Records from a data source
───

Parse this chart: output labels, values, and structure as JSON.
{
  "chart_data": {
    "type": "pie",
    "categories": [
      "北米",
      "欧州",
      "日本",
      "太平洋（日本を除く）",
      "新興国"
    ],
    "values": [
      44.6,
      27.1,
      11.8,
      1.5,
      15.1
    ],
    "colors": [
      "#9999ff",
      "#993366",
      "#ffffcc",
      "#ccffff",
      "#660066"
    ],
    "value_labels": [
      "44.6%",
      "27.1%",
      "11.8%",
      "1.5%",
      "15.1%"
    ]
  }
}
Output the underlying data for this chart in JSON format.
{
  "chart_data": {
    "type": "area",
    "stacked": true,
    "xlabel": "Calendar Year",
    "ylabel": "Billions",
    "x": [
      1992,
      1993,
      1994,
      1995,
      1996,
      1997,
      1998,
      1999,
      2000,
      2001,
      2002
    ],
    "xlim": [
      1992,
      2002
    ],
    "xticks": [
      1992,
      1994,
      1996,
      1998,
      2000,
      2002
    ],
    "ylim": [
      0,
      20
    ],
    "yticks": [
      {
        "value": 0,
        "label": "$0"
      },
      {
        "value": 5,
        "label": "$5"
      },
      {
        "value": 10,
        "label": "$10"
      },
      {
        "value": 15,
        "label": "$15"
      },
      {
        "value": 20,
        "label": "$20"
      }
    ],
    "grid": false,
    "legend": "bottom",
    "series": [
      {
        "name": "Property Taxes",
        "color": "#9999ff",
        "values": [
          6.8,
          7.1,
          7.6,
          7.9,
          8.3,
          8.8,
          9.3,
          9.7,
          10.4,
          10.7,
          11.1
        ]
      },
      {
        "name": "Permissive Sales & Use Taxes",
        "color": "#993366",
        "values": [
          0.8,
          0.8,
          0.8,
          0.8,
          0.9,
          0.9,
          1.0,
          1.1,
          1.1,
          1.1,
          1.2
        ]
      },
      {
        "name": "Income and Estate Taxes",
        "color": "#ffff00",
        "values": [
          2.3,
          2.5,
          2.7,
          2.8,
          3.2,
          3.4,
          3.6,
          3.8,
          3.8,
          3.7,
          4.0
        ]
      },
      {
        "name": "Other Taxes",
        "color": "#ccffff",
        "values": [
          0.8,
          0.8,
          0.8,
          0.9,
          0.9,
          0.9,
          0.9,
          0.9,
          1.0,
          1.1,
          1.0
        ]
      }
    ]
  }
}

───

> [EXERCISE DIRECTIONS] Restate each record word for word.

> [REPLY TO THE EXERCISE]
Parse this chart: output labels, values, and structure as JSON.
{
  "chart_data": {
    "type": "pie",
    "categories": [
      "北米",
      "欧州",
      "日本",
      "太平洋（日本を除く）",
      "新興国"
    ],
    "values": [
      44.6,
      27.1,
      11.8,
      1.5,
      15.1
    ],
    "colors": [
      "#9999ff",
      "#993366",
      "#ffffcc",
      "#ccffff",
      "#660066"
    ],
    "value_labels": [
      "44.6%",
      "27.1%",
      "11.8%",
      "1.5%",
      "15.1%"
    ]
  }
}
Output the underlying data for this chart in JSON format.
{
  "chart_data": {
    "type": "area",
    "stacked": true,
    "xlabel": "Calendar Year",
    "ylabel": "Billions",
    "x": [
      1992,
      1993,
      1994,
      1995,
      1996,
      1997,
      1998,
      1999,
      2000,
      2001,
      2002
    ],
    "xlim": [
      1992,
      2002
    ],
    "xticks": [
      1992,
      1994,
      1996,
      1998,
      2000,
      2002
    ],
    "ylim": [
      0,
      20
    ],
    "yticks": [
      {
        "value": 0,
        "label": "$0"
      },
      {
        "value": 5,
        "label": "$5"
      },
      {
        "value": 10,
        "label": "$10"
      },
      {
        "value": 15,
        "label": "$15"
      },
      {
        "value": 20,
        "label": "$20"
      }
    ],
    "grid": false,
    "legend": "bottom",
    "series": [
      {
        "name": "Property Taxes",
        "color": "#9999ff",
        "values": [
          6.8,
          7.1,
          7.6,
          7.9,
          8.3,
          8.8,
          9.3,
          9.7,
          10.4,
          10.7,
          11.1
        ]
      },
      {
        "name": "Permissive Sales & Use Taxes",
        "color": "#993366",
        "values": [
          0.8,
          0.8,
          0.8,
          0.8,
          0.9,
          0.9,
          1.0,
          1.1,
          1.1,
          1.1,
          1.2
        ]
      },
      {
        "name": "Income and Estate Taxes",
        "color": "#ffff00",
        "values": [
          2.3,
          2.5,
          2.7,
          2.8,
          3.2,
          3.4,
          3.6,
          3.8,
          3.8,
          3.7,
          4.0
        ]
      },
      {
        "name": "Other Taxes",
        "color": "#ccffff",
        "values": [
          0.8,
          0.8,
          0.8,
          0.9,
          0.9,
          0.9,
          0.9,
          0.9,
          1.0,
          1.1,
          1.0
        ]
      }
    ]
  }
}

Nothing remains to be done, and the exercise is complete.